Set exercise.
Below are some records. Say in a single number how many of their lines include the word "chevron".

(Data extracted from a collection)
## start

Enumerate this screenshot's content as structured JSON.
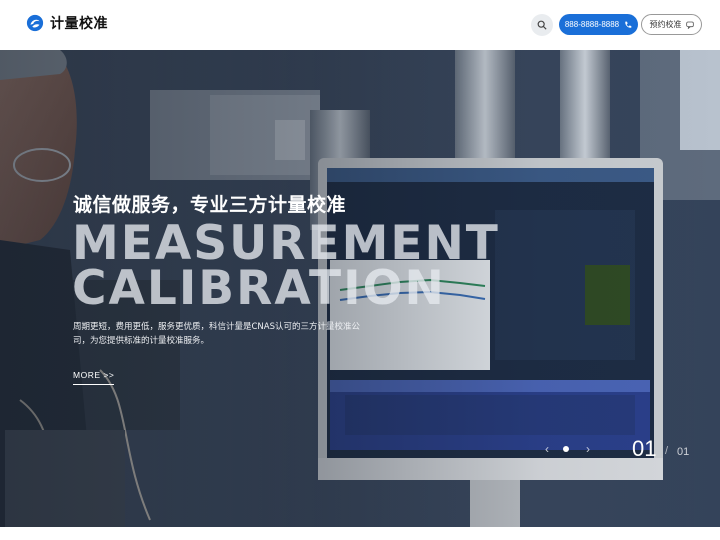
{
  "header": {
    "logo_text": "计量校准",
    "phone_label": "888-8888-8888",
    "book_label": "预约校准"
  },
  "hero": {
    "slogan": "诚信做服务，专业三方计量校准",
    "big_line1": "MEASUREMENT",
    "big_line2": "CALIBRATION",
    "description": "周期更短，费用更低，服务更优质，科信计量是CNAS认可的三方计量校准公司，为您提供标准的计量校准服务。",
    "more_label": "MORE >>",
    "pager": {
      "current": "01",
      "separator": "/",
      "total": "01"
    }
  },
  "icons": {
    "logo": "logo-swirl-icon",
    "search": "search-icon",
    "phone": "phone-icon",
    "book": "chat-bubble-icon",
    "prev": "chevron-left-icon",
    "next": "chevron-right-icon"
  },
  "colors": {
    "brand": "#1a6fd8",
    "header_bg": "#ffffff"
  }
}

## end

Result for this task.
2